→ Attività da svolgere:
A: Secondo il brano sulla Tunisia, chi è l'autore della canzone H’biba ciao?
B: Indica se ciascuna affermazione concorda con il brano sulla Tunisia: (i) Ben Ali è morto in esilio in Arabia Saudita; (ii) al primo turno delle presidenziali si sono presentati 12 candidati; (iii) Nabil Karoui è un giurista ultraconservatore.
C: Prosegui il brano sulla Tunisia dopo la sua ultima frase.

═════ Brano scelto

Dall’altra parte del mare, cosa spinge i tunisini a partire
Anche i tunisini cantano Bella ciao. Era una delle canzoni che suonavano nei giorni della rivoluzione dei gelsomini. H’biba ciao non parla di partigiani né di guerra o di mondine, ma di migranti. L’ha scritta Bendirman, un musicista che è stato un simbolo per i giovani rivoluzionari che nel 2011 chiedevano la fine dello “stato di polizia” e del regime di Zine el Abidine Ben Ali.
“Domani, quando ti sveglierai, non mi troverai, bella ciao. Metti Rai Uno, forse mi vedrai saltellare in terra italiana”, dice la canzone. “Sia che vediamo quel paradiso coi nostri occhi – bella ciao – sia che affoghiamo e moriamo senza sepoltura, la mia anima tornerà da te a nuoto”, continua il musicista tunisino sulle note di uno dei più famosi ritornelli del mondo. A otto anni dall’unica primavera araba che ha prodotto una transizione democratica, i rivoluzionari di allora ancora cantano H’biba ciao, ricordando quei giorni passati a fare picchetti e manifestazioni lungo Avenue Bourguiba, nel centro di Tunisi, a Kasserine o a Sidi Bouzid. Ma è arrivato il tempo della disillusione.
Ben Ali è morto in esilio in Arabia Saudita pochi giorni dopo il primo turno delle elezioni presidenziali; il presidente tiranno che ha governato il paese per 23 anni non tornerà più, ma la Tunisia non ha mai vissuto una fase così critica dai giorni della rivoluzione. Al primo turno delle presidenziali che si sono svolte il 15 settembre l’astensione è stata alta, le forze politiche post-rivoluzionarie si sono presentate divise, i candidati erano 26 e al secondo turno andranno due outsider, due candidati che non vengono dai partiti tradizionali: il giurista ultraconservatore Kais Saied e il magnate della tv Nabil Karoui, che è in prigione, accusato di corruzione.

══════════
═════ Voci fornite

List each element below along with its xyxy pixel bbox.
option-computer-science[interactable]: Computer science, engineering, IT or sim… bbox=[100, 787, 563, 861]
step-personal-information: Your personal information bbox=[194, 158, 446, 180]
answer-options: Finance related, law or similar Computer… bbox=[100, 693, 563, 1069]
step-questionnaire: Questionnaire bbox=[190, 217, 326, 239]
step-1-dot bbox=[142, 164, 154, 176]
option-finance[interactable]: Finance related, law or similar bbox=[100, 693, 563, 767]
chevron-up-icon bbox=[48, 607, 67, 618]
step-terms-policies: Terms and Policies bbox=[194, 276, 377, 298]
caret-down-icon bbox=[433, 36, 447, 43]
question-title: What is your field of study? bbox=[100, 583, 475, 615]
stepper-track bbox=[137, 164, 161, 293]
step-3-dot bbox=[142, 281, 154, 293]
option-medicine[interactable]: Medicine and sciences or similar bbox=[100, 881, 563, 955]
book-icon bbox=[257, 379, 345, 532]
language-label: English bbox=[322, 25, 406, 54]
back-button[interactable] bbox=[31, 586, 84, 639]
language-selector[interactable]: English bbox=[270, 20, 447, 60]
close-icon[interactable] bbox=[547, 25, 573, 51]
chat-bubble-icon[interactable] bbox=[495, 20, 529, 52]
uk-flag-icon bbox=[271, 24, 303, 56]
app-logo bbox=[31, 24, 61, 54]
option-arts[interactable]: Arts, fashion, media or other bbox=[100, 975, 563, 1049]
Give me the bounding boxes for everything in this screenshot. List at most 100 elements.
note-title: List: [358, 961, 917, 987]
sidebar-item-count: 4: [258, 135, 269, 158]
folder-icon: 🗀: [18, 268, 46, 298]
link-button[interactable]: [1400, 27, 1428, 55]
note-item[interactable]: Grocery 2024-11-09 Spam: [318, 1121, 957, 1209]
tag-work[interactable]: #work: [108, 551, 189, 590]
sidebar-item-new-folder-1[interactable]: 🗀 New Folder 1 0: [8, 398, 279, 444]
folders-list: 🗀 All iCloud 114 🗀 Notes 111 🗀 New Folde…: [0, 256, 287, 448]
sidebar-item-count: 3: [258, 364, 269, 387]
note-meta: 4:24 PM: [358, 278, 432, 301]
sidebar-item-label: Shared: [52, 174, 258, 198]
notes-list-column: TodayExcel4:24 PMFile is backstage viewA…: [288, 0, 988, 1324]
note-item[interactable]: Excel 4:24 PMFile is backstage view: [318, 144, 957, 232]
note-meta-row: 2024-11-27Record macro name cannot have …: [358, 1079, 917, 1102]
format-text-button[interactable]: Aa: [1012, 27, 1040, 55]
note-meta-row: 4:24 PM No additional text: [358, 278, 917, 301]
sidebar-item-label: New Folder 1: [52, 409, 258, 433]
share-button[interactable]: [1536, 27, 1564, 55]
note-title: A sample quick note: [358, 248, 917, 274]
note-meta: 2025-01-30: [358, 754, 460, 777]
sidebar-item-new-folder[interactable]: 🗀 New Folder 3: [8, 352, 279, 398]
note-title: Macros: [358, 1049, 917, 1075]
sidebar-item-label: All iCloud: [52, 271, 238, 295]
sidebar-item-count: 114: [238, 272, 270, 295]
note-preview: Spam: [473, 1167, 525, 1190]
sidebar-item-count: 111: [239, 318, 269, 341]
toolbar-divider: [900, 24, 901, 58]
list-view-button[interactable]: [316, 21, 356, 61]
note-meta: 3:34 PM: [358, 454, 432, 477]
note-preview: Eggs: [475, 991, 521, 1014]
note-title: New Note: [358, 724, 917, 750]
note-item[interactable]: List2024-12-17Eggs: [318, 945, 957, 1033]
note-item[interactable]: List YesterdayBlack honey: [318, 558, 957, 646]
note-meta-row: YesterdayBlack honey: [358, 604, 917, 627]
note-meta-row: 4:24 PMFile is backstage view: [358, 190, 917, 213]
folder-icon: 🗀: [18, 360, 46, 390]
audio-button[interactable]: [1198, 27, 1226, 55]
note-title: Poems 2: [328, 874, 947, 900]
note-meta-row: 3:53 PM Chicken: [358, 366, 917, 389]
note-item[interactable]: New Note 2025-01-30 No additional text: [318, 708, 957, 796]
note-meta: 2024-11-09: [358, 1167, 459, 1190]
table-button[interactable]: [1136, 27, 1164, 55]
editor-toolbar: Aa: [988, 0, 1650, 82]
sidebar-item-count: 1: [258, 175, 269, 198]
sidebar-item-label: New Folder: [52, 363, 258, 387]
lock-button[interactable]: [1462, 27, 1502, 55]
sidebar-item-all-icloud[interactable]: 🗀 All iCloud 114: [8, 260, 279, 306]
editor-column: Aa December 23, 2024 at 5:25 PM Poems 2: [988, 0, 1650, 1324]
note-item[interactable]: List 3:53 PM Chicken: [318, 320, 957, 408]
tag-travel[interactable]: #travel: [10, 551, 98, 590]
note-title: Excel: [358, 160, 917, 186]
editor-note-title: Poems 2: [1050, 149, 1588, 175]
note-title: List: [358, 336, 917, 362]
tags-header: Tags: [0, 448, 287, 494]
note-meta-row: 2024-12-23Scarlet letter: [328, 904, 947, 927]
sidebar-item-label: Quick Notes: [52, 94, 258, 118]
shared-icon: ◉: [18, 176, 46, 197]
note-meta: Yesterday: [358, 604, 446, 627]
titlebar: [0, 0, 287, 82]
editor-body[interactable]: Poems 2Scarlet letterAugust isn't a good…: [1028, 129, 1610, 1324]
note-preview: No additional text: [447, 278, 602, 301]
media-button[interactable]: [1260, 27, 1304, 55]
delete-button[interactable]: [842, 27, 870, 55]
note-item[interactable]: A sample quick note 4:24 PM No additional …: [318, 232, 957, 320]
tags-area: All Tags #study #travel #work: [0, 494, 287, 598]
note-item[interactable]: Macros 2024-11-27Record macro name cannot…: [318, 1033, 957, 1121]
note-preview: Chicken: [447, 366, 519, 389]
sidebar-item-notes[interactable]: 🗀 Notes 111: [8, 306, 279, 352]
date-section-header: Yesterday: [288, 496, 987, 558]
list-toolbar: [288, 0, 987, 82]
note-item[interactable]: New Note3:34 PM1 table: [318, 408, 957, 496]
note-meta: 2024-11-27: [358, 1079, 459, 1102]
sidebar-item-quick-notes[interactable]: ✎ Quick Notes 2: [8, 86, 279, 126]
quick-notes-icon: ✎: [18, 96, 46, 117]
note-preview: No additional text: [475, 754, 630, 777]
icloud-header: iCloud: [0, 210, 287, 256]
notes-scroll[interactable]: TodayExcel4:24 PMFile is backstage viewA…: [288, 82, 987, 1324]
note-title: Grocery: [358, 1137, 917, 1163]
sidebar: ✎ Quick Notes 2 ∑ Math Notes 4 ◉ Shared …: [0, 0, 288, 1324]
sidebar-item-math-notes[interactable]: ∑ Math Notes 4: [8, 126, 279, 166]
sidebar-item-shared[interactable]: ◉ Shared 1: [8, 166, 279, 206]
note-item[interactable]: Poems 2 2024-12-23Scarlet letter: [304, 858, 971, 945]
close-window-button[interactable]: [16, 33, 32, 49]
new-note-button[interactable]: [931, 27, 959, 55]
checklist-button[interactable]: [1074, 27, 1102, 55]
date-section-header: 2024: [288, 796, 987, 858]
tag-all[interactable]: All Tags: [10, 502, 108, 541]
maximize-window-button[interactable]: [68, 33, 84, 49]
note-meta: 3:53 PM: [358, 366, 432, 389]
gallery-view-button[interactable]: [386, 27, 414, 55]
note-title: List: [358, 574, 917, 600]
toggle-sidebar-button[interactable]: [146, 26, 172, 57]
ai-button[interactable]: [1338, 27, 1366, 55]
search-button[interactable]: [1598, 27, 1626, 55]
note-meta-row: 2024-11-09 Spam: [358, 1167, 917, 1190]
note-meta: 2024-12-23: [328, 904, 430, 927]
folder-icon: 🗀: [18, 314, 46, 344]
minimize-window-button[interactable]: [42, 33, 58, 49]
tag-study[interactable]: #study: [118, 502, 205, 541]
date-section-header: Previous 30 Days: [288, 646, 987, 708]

══════════

→ Soluzioni degli esercizi:
A: L'ha scritta Bendirman, un musicista tunisino.

B:
(i) Sì: "Ben Ali è morto in esilio in Arabia Saudita".
(ii) No: "i candidati erano 26".
(iii) No: "il giurista ultraconservatore Kais Saied e il magnate della tv Nabil Karoui".

C:
Un segnale della sfiducia dei tunisini verso i partiti politici e la loro classe dirigente, soprattutto verso quelle formazioni che hanno condotto il passaggio alla democrazia, i laici di Nidaa Tounes e gli islamisti di Ennahda, che erano stati i vincitori delle elezioni nel 2014.
Dopo le presidenziali, il 6 ottobre si svolgeranno anche le elezioni legislative, che daranno un’indicazione più chiara sul futuro del paese, mentre la situazione socioeconomica è perfino peggiorata rispetto al 2011. L’unica certezza è che per molti tunisini emigrare rimane una scelta obbligata. Sono lontani i giorni in cui dalle coste tunisine partivano decine di imbarcazioni, approfittando della mancanza di controlli dovuta alla caduta di Ben Ali nel gennaio del 2011. Ancora oggi, tuttavia, in alcune zone del paese – Sfax, Mahdia, Zarzis, Biserta – le piccole imbarcazioni di legno continuano ad aspettare che scenda la notte per puntare la prua verso le coste siciliane.
Due tentativi
“H’biba ciao”, pensa Mohamed Amin Maatoug quando un pomeriggio di agosto verso le quattro saluta sua madre e le sue sorelle nella casa di famiglia, a Zarzis. Dice che prenderà il pullman per Tunisi per tornare a lavorare in fabbrica, ma in realtà sa che potrebbe non rivederle mai più. Ha un cappellino da baseball ben calzato sulla testa, cerca di nascondere l’espressione di sgomento e malinconia. Prima di andarsene, si volta per guardare un’ultima volta il cortile di casa sua. Siwar, la sorella, lo richiama, ha dimenticato le chiavi. Torna indietro e la saluta di nuovo, poi frettolosamente si chiude la porta dietro alle spalle.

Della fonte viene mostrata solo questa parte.